- **The exercise**
Write out the material exactly, leaving every picture behind.

>>

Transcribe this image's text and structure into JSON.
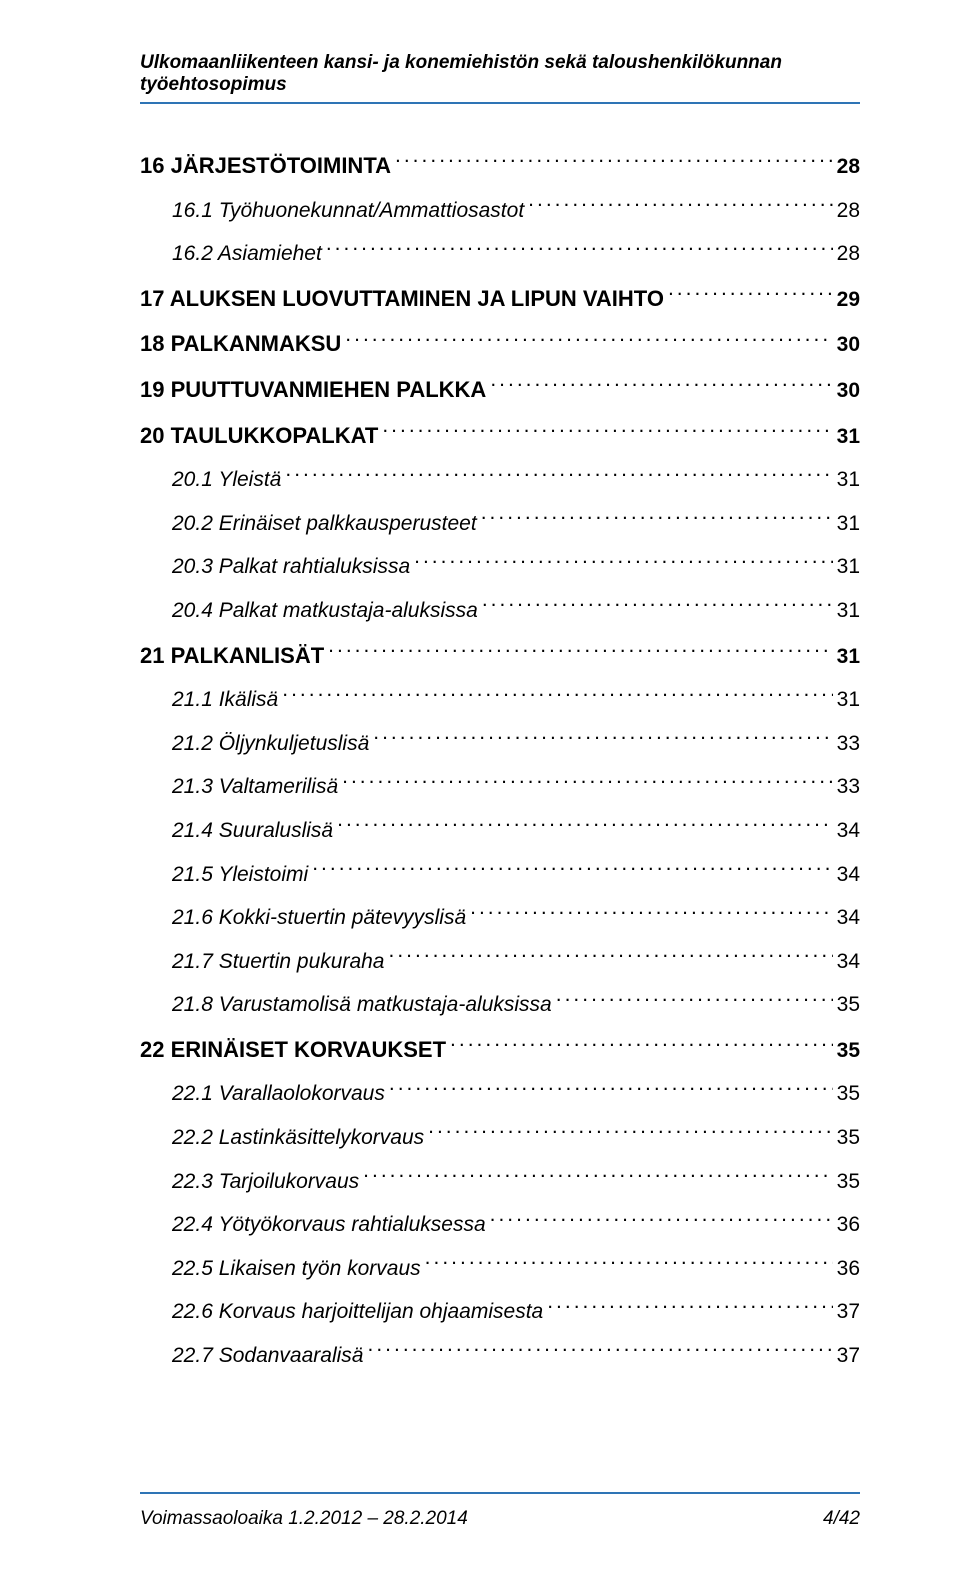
{
  "header": {
    "title": "Ulkomaanliikenteen kansi- ja konemiehistön sekä taloushenkilökunnan työehtosopimus",
    "rule_color": "#2e74b5"
  },
  "toc": {
    "entries": [
      {
        "level": "main",
        "label": "16 JÄRJESTÖTOIMINTA",
        "page": "28"
      },
      {
        "level": "sub",
        "label": "16.1 Työhuonekunnat/Ammattiosastot",
        "page": "28"
      },
      {
        "level": "sub",
        "label": "16.2 Asiamiehet",
        "page": "28"
      },
      {
        "level": "main",
        "label": "17 ALUKSEN LUOVUTTAMINEN JA LIPUN VAIHTO",
        "page": "29"
      },
      {
        "level": "main",
        "label": "18 PALKANMAKSU",
        "page": "30"
      },
      {
        "level": "main",
        "label": "19 PUUTTUVANMIEHEN PALKKA",
        "page": "30"
      },
      {
        "level": "main",
        "label": "20 TAULUKKOPALKAT",
        "page": "31"
      },
      {
        "level": "sub",
        "label": "20.1 Yleistä",
        "page": "31"
      },
      {
        "level": "sub",
        "label": "20.2 Erinäiset palkkausperusteet",
        "page": "31"
      },
      {
        "level": "sub",
        "label": "20.3 Palkat rahtialuksissa",
        "page": "31"
      },
      {
        "level": "sub",
        "label": "20.4 Palkat matkustaja-aluksissa",
        "page": "31"
      },
      {
        "level": "main",
        "label": "21 PALKANLISÄT",
        "page": "31"
      },
      {
        "level": "sub",
        "label": "21.1 Ikälisä",
        "page": "31"
      },
      {
        "level": "sub",
        "label": "21.2 Öljynkuljetuslisä",
        "page": "33"
      },
      {
        "level": "sub",
        "label": "21.3 Valtamerilisä",
        "page": "33"
      },
      {
        "level": "sub",
        "label": "21.4 Suuraluslisä",
        "page": "34"
      },
      {
        "level": "sub",
        "label": "21.5 Yleistoimi",
        "page": "34"
      },
      {
        "level": "sub",
        "label": "21.6 Kokki-stuertin pätevyyslisä",
        "page": "34"
      },
      {
        "level": "sub",
        "label": "21.7 Stuertin pukuraha",
        "page": "34"
      },
      {
        "level": "sub",
        "label": "21.8 Varustamolisä matkustaja-aluksissa",
        "page": "35"
      },
      {
        "level": "main",
        "label": "22 ERINÄISET KORVAUKSET",
        "page": "35"
      },
      {
        "level": "sub",
        "label": "22.1 Varallaolokorvaus",
        "page": "35"
      },
      {
        "level": "sub",
        "label": "22.2 Lastinkäsittelykorvaus",
        "page": "35"
      },
      {
        "level": "sub",
        "label": "22.3 Tarjoilukorvaus",
        "page": "35"
      },
      {
        "level": "sub",
        "label": "22.4 Yötyökorvaus rahtialuksessa",
        "page": "36"
      },
      {
        "level": "sub",
        "label": "22.5 Likaisen työn korvaus",
        "page": "36"
      },
      {
        "level": "sub",
        "label": "22.6 Korvaus harjoittelijan ohjaamisesta",
        "page": "37"
      },
      {
        "level": "sub",
        "label": "22.7 Sodanvaaralisä",
        "page": "37"
      }
    ]
  },
  "footer": {
    "rule_color": "#2e74b5",
    "left": "Voimassaoloaika 1.2.2012 – 28.2.2014",
    "right": "4/42"
  }
}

<<

- **Response to this task**
Transcribe this image's text and structure into JSON.
{
  "header": {
    "title": "Ulkomaanliikenteen kansi- ja konemiehistön sekä taloushenkilökunnan työehtosopimus",
    "rule_color": "#2e74b5"
  },
  "toc": {
    "entries": [
      {
        "level": "main",
        "label": "16 JÄRJESTÖTOIMINTA",
        "page": "28"
      },
      {
        "level": "sub",
        "label": "16.1 Työhuonekunnat/Ammattiosastot",
        "page": "28"
      },
      {
        "level": "sub",
        "label": "16.2 Asiamiehet",
        "page": "28"
      },
      {
        "level": "main",
        "label": "17 ALUKSEN LUOVUTTAMINEN JA LIPUN VAIHTO",
        "page": "29"
      },
      {
        "level": "main",
        "label": "18 PALKANMAKSU",
        "page": "30"
      },
      {
        "level": "main",
        "label": "19 PUUTTUVANMIEHEN PALKKA",
        "page": "30"
      },
      {
        "level": "main",
        "label": "20 TAULUKKOPALKAT",
        "page": "31"
      },
      {
        "level": "sub",
        "label": "20.1 Yleistä",
        "page": "31"
      },
      {
        "level": "sub",
        "label": "20.2 Erinäiset palkkausperusteet",
        "page": "31"
      },
      {
        "level": "sub",
        "label": "20.3 Palkat rahtialuksissa",
        "page": "31"
      },
      {
        "level": "sub",
        "label": "20.4 Palkat matkustaja-aluksissa",
        "page": "31"
      },
      {
        "level": "main",
        "label": "21 PALKANLISÄT",
        "page": "31"
      },
      {
        "level": "sub",
        "label": "21.1 Ikälisä",
        "page": "31"
      },
      {
        "level": "sub",
        "label": "21.2 Öljynkuljetuslisä",
        "page": "33"
      },
      {
        "level": "sub",
        "label": "21.3 Valtamerilisä",
        "page": "33"
      },
      {
        "level": "sub",
        "label": "21.4 Suuraluslisä",
        "page": "34"
      },
      {
        "level": "sub",
        "label": "21.5 Yleistoimi",
        "page": "34"
      },
      {
        "level": "sub",
        "label": "21.6 Kokki-stuertin pätevyyslisä",
        "page": "34"
      },
      {
        "level": "sub",
        "label": "21.7 Stuertin pukuraha",
        "page": "34"
      },
      {
        "level": "sub",
        "label": "21.8 Varustamolisä matkustaja-aluksissa",
        "page": "35"
      },
      {
        "level": "main",
        "label": "22 ERINÄISET KORVAUKSET",
        "page": "35"
      },
      {
        "level": "sub",
        "label": "22.1 Varallaolokorvaus",
        "page": "35"
      },
      {
        "level": "sub",
        "label": "22.2 Lastinkäsittelykorvaus",
        "page": "35"
      },
      {
        "level": "sub",
        "label": "22.3 Tarjoilukorvaus",
        "page": "35"
      },
      {
        "level": "sub",
        "label": "22.4 Yötyökorvaus rahtialuksessa",
        "page": "36"
      },
      {
        "level": "sub",
        "label": "22.5 Likaisen työn korvaus",
        "page": "36"
      },
      {
        "level": "sub",
        "label": "22.6 Korvaus harjoittelijan ohjaamisesta",
        "page": "37"
      },
      {
        "level": "sub",
        "label": "22.7 Sodanvaaralisä",
        "page": "37"
      }
    ]
  },
  "footer": {
    "rule_color": "#2e74b5",
    "left": "Voimassaoloaika 1.2.2012 – 28.2.2014",
    "right": "4/42"
  }
}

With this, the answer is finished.